→ **PROVIDED INFORMATION**:
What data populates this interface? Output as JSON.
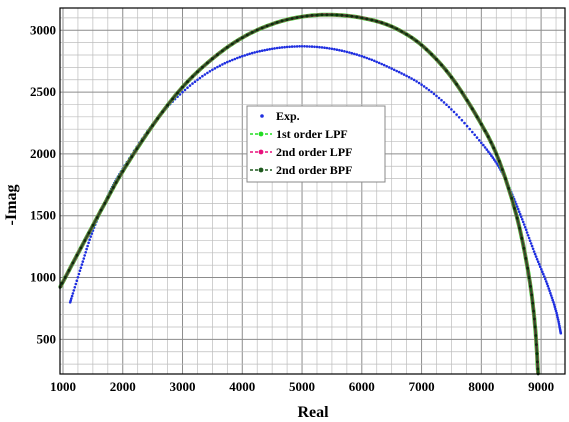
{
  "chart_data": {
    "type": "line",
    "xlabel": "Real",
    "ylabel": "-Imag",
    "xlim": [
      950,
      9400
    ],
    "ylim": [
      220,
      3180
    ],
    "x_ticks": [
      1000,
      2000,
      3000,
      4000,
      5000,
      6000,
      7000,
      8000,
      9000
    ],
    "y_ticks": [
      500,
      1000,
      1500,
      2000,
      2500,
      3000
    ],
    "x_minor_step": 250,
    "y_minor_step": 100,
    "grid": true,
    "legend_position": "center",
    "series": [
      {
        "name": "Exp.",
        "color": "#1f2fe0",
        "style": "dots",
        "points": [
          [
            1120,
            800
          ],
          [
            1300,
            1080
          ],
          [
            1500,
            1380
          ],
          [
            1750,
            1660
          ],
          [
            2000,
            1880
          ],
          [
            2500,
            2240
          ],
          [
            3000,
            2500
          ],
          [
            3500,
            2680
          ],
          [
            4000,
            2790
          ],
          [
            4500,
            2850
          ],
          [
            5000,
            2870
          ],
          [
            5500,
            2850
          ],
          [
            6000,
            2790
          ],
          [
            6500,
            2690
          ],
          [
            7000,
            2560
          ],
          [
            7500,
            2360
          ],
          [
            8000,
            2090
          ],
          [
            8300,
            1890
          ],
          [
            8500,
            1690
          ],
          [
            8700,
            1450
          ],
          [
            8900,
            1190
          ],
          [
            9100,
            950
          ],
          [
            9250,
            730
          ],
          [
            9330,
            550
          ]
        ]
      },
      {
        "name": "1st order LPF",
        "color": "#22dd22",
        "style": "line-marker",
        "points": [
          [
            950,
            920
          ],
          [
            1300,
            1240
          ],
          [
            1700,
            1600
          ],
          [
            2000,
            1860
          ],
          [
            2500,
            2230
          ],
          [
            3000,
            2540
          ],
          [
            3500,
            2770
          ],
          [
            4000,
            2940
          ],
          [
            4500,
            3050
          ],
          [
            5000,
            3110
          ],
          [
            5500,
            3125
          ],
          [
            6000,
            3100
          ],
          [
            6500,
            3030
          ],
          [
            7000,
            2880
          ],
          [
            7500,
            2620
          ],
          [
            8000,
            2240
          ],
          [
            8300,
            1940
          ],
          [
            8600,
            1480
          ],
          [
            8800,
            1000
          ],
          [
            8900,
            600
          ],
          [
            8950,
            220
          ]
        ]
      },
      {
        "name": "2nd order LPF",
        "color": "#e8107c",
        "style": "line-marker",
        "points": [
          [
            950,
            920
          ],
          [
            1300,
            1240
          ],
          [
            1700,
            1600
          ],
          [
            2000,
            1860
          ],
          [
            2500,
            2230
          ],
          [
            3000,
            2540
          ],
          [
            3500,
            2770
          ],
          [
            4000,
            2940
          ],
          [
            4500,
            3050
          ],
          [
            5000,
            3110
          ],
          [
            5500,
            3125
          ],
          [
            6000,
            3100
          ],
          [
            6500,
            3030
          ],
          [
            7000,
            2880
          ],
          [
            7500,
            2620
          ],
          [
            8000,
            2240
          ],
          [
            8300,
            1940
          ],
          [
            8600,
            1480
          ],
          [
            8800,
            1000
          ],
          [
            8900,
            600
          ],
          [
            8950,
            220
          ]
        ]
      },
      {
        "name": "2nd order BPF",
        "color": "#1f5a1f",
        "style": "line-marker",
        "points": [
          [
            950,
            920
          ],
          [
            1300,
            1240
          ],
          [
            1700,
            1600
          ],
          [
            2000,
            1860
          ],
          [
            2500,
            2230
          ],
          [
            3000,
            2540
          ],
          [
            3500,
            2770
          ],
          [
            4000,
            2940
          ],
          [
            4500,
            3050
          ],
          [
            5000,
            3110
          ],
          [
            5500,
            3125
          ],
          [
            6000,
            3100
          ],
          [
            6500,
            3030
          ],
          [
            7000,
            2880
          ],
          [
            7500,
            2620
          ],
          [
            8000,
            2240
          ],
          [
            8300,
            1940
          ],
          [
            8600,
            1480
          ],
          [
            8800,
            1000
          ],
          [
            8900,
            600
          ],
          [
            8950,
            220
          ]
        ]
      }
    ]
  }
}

==

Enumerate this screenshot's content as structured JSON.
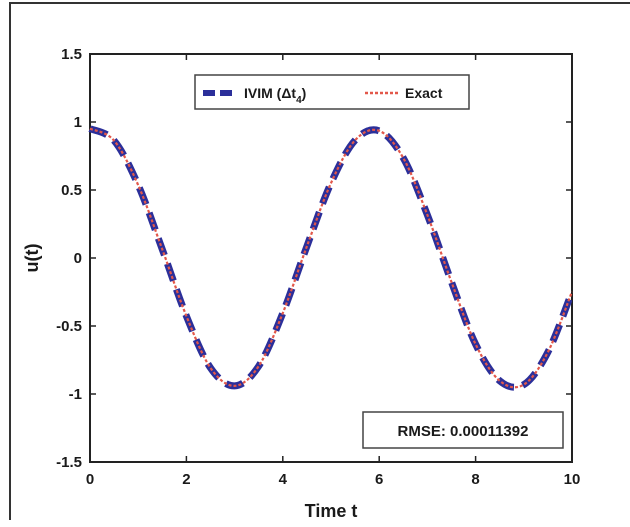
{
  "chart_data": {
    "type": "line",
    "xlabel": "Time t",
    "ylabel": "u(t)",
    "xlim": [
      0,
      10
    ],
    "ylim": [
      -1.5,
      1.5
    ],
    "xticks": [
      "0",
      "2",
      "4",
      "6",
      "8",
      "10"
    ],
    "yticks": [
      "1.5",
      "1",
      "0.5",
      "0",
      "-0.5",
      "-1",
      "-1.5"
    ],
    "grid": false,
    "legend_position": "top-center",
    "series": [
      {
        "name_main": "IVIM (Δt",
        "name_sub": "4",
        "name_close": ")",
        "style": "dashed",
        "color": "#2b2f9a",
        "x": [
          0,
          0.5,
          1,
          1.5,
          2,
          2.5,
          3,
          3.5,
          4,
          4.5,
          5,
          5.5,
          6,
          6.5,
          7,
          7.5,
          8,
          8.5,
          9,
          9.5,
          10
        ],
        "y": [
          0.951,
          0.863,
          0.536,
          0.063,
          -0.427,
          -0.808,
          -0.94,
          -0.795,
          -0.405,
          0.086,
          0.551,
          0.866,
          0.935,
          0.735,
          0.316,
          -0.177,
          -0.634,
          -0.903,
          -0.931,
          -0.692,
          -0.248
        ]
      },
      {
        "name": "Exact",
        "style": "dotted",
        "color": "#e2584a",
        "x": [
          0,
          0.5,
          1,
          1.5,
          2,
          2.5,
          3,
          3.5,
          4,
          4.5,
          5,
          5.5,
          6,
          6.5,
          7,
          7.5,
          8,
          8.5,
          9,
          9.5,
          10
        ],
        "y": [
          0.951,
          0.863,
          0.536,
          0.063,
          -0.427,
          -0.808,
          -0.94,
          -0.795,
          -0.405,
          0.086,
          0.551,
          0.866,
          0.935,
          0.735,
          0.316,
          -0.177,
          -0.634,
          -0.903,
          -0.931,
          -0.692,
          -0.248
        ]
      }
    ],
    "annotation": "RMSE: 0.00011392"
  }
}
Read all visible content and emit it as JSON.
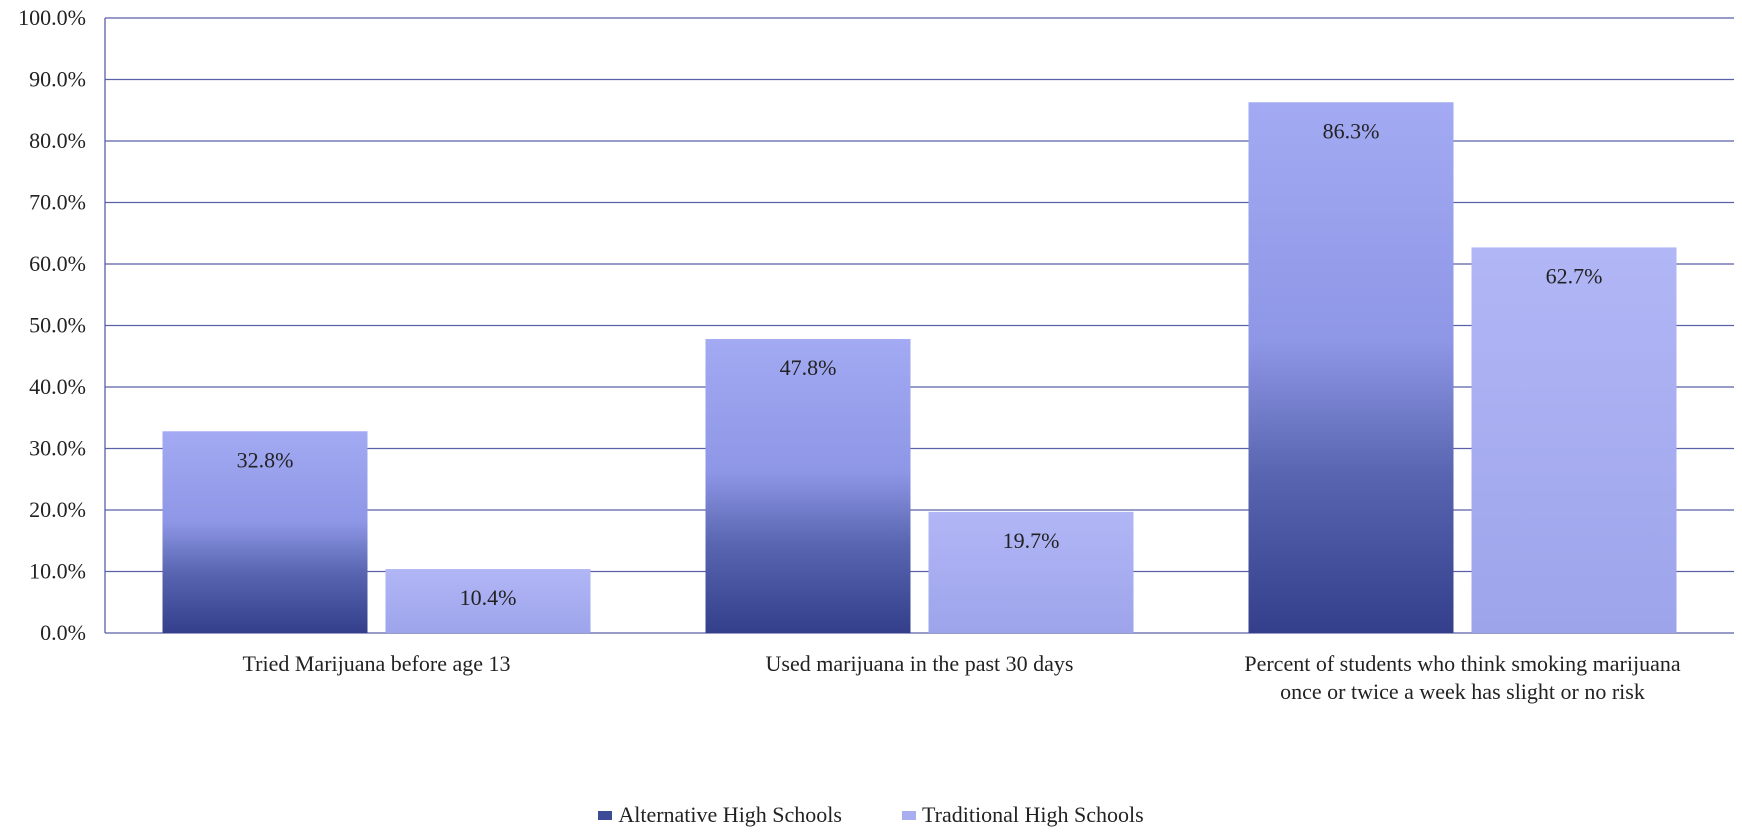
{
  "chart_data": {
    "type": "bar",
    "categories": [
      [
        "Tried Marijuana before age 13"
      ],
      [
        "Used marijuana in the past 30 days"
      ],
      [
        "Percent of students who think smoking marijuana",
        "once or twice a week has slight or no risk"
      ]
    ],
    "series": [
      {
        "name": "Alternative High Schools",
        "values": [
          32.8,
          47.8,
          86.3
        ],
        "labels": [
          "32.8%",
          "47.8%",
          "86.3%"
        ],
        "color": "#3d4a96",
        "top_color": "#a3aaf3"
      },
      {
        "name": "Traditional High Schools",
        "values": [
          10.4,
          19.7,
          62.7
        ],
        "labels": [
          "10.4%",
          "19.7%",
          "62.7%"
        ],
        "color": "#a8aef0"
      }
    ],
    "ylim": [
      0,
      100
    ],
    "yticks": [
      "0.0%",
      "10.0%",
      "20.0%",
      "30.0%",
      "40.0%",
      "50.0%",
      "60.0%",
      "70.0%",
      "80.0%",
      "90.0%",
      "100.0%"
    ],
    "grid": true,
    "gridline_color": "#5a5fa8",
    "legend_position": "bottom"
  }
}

→ **WHAT YOU HAVE TO DO**: Extract, from the material above, each line holding the word "JSON".

→ **FULL ANSWER**:
What data populates this interface? Output as JSON.
Enumerate this screenshot's content as structured JSON.
Read all visible content and emit it as JSON.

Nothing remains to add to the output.